- [Do this]:
Find the lines below that contain the word "fill" and count them. Only the number should be given.

----

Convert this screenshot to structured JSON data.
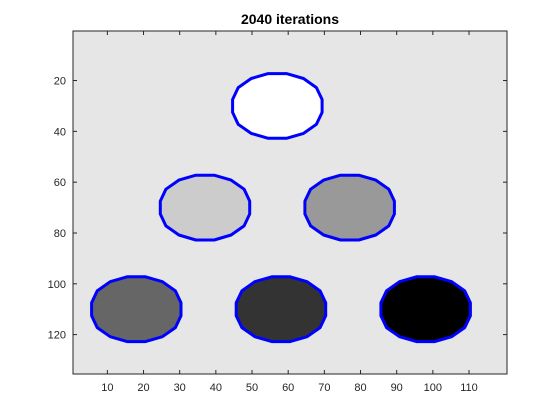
{
  "chart_data": {
    "type": "image",
    "title": "2040 iterations",
    "xlim": [
      0.5,
      120.5
    ],
    "ylim": [
      0.5,
      135.5
    ],
    "y_direction": "reversed",
    "grid": false,
    "background_color": "#e6e6e6",
    "contour_color": "#0000ff",
    "x_ticks": [
      10,
      20,
      30,
      40,
      50,
      60,
      70,
      80,
      90,
      100,
      110
    ],
    "y_ticks": [
      20,
      40,
      60,
      80,
      100,
      120
    ],
    "regions": [
      {
        "center": [
          57,
          30
        ],
        "radius": 13,
        "fill": "#ffffff"
      },
      {
        "center": [
          37,
          70
        ],
        "radius": 13,
        "fill": "#cccccc"
      },
      {
        "center": [
          77,
          70
        ],
        "radius": 13,
        "fill": "#999999"
      },
      {
        "center": [
          18,
          110
        ],
        "radius": 13,
        "fill": "#666666"
      },
      {
        "center": [
          58,
          110
        ],
        "radius": 13,
        "fill": "#333333"
      },
      {
        "center": [
          98,
          110
        ],
        "radius": 13,
        "fill": "#000000"
      }
    ]
  }
}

----

- [Written answer]:
6